> [Set problem]:
Output the entries below exactly as written, omitting pictures.

== Record excerpts

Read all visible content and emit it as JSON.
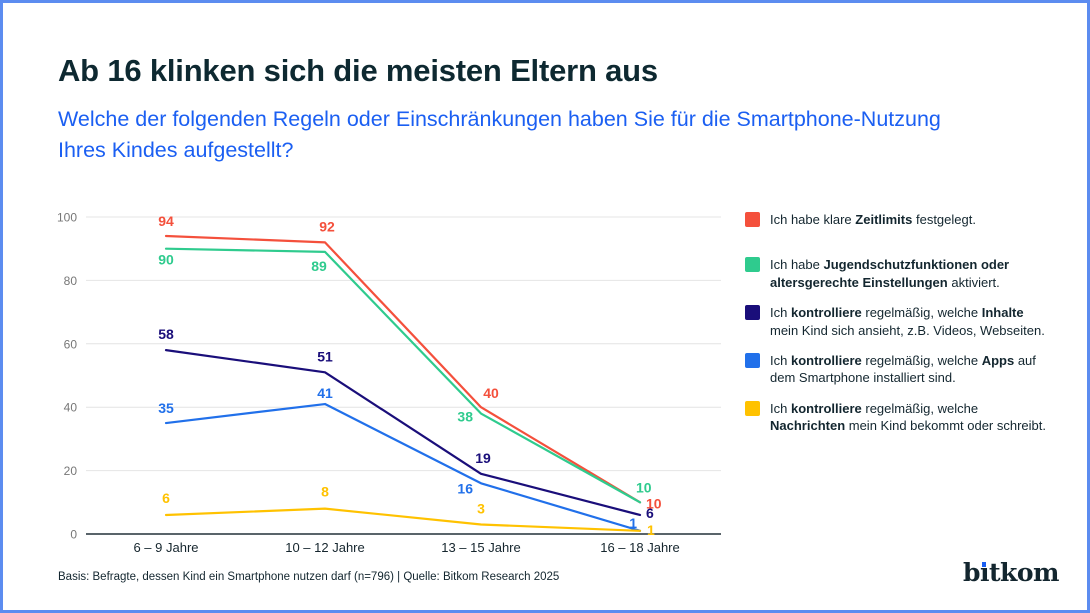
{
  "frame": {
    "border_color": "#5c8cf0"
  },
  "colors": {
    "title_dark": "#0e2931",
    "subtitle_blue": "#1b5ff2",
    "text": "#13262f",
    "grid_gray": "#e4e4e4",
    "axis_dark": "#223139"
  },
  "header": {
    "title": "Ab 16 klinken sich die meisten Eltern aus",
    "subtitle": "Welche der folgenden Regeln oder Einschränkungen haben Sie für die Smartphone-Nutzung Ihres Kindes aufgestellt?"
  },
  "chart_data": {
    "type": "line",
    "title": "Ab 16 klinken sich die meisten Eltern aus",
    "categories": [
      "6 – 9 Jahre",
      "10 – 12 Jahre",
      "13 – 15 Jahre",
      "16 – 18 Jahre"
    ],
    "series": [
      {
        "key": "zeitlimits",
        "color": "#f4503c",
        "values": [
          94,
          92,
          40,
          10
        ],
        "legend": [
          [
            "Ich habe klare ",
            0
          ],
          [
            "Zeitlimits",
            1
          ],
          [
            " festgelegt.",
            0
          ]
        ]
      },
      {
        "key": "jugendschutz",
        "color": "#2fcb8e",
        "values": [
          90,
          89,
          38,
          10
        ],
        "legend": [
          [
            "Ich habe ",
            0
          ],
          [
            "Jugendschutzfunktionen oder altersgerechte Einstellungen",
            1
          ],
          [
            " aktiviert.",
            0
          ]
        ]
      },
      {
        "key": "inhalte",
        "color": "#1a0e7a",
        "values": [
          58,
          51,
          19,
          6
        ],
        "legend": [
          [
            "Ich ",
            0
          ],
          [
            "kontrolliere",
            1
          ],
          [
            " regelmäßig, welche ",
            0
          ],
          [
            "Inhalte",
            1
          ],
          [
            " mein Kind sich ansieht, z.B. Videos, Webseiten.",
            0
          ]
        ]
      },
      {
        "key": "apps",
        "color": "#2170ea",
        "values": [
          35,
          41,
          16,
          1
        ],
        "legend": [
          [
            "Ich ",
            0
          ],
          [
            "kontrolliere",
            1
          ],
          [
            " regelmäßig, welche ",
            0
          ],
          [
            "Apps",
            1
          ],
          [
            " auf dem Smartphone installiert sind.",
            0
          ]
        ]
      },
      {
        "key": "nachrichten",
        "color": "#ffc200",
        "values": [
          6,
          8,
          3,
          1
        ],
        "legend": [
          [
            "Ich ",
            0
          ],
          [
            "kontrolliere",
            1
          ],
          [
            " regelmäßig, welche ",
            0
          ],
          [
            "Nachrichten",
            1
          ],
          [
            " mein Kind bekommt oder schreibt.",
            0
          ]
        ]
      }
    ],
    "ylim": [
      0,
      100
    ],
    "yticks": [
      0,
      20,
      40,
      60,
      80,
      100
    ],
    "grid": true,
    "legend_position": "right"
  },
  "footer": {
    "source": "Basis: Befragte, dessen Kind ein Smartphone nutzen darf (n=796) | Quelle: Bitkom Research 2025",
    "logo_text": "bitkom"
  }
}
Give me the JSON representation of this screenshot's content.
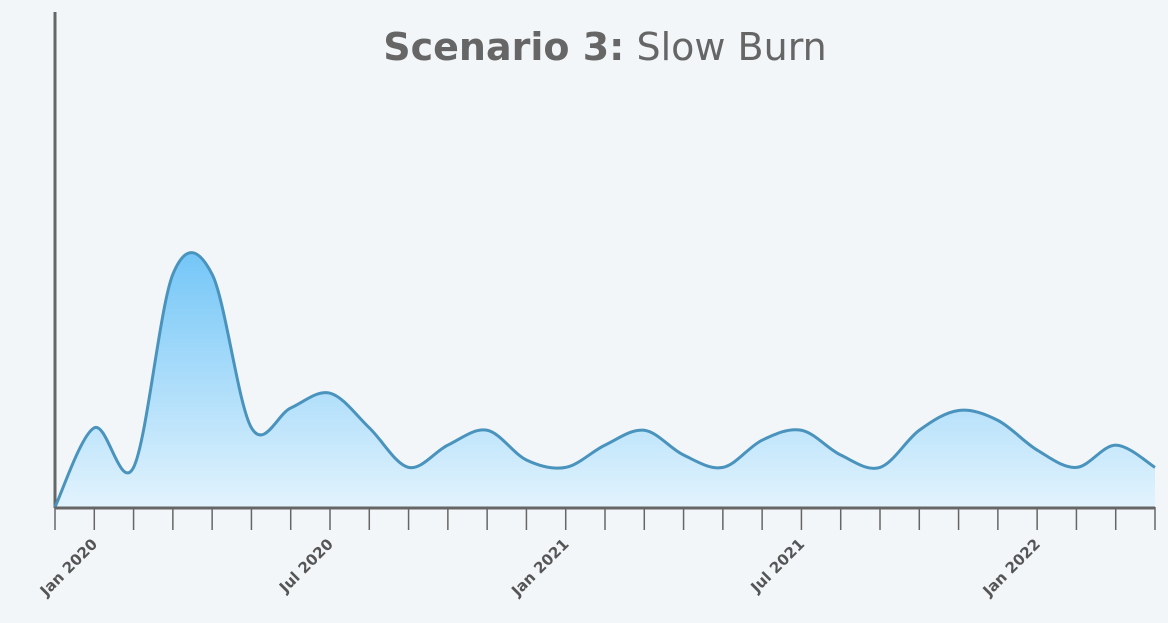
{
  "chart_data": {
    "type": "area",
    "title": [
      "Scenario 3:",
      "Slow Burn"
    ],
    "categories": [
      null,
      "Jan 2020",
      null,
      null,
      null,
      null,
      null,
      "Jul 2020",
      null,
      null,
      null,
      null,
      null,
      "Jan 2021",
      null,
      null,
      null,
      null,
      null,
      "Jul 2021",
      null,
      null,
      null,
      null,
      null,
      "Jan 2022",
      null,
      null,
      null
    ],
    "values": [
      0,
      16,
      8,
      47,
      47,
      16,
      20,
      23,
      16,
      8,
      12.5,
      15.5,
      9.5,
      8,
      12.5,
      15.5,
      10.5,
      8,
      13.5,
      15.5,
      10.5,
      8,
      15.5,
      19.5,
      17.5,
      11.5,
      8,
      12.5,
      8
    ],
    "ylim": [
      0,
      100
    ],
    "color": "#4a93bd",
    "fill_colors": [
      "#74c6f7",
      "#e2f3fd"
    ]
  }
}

====

> [Solution to this exercise]:
Read all visible content and emit it as JSON.
{
  "frame": {
    "border_color": "#5c8cf0"
  },
  "colors": {
    "title_dark": "#0e2931",
    "subtitle_blue": "#1b5ff2",
    "text": "#13262f",
    "grid_gray": "#e4e4e4",
    "axis_dark": "#223139"
  },
  "header": {
    "title": "Ab 16 klinken sich die meisten Eltern aus",
    "subtitle": "Welche der folgenden Regeln oder Einschränkungen haben Sie für die Smartphone-Nutzung Ihres Kindes aufgestellt?"
  },
  "chart_data": {
    "type": "line",
    "title": "Ab 16 klinken sich die meisten Eltern aus",
    "categories": [
      "6 – 9 Jahre",
      "10 – 12 Jahre",
      "13 – 15 Jahre",
      "16 – 18 Jahre"
    ],
    "series": [
      {
        "key": "zeitlimits",
        "color": "#f4503c",
        "values": [
          94,
          92,
          40,
          10
        ],
        "legend": [
          [
            "Ich habe klare ",
            0
          ],
          [
            "Zeitlimits",
            1
          ],
          [
            " festgelegt.",
            0
          ]
        ]
      },
      {
        "key": "jugendschutz",
        "color": "#2fcb8e",
        "values": [
          90,
          89,
          38,
          10
        ],
        "legend": [
          [
            "Ich habe ",
            0
          ],
          [
            "Jugendschutzfunktionen oder altersgerechte Einstellungen",
            1
          ],
          [
            " aktiviert.",
            0
          ]
        ]
      },
      {
        "key": "inhalte",
        "color": "#1a0e7a",
        "values": [
          58,
          51,
          19,
          6
        ],
        "legend": [
          [
            "Ich ",
            0
          ],
          [
            "kontrolliere",
            1
          ],
          [
            " regelmäßig, welche ",
            0
          ],
          [
            "Inhalte",
            1
          ],
          [
            " mein Kind sich ansieht, z.B. Videos, Webseiten.",
            0
          ]
        ]
      },
      {
        "key": "apps",
        "color": "#2170ea",
        "values": [
          35,
          41,
          16,
          1
        ],
        "legend": [
          [
            "Ich ",
            0
          ],
          [
            "kontrolliere",
            1
          ],
          [
            " regelmäßig, welche ",
            0
          ],
          [
            "Apps",
            1
          ],
          [
            " auf dem Smartphone installiert sind.",
            0
          ]
        ]
      },
      {
        "key": "nachrichten",
        "color": "#ffc200",
        "values": [
          6,
          8,
          3,
          1
        ],
        "legend": [
          [
            "Ich ",
            0
          ],
          [
            "kontrolliere",
            1
          ],
          [
            " regelmäßig, welche ",
            0
          ],
          [
            "Nachrichten",
            1
          ],
          [
            " mein Kind bekommt oder schreibt.",
            0
          ]
        ]
      }
    ],
    "ylim": [
      0,
      100
    ],
    "yticks": [
      0,
      20,
      40,
      60,
      80,
      100
    ],
    "grid": true,
    "legend_position": "right"
  },
  "footer": {
    "source": "Basis: Befragte, dessen Kind ein Smartphone nutzen darf (n=796) | Quelle: Bitkom Research 2025",
    "logo_text": "bitkom"
  }
}
Give me the JSON representation of this screenshot's content.
{
  "chart_data": {
    "type": "area",
    "title": [
      "Scenario 3:",
      "Slow Burn"
    ],
    "categories": [
      null,
      "Jan 2020",
      null,
      null,
      null,
      null,
      null,
      "Jul 2020",
      null,
      null,
      null,
      null,
      null,
      "Jan 2021",
      null,
      null,
      null,
      null,
      null,
      "Jul 2021",
      null,
      null,
      null,
      null,
      null,
      "Jan 2022",
      null,
      null,
      null
    ],
    "values": [
      0,
      16,
      8,
      47,
      47,
      16,
      20,
      23,
      16,
      8,
      12.5,
      15.5,
      9.5,
      8,
      12.5,
      15.5,
      10.5,
      8,
      13.5,
      15.5,
      10.5,
      8,
      15.5,
      19.5,
      17.5,
      11.5,
      8,
      12.5,
      8
    ],
    "ylim": [
      0,
      100
    ],
    "color": "#4a93bd",
    "fill_colors": [
      "#74c6f7",
      "#e2f3fd"
    ]
  }
}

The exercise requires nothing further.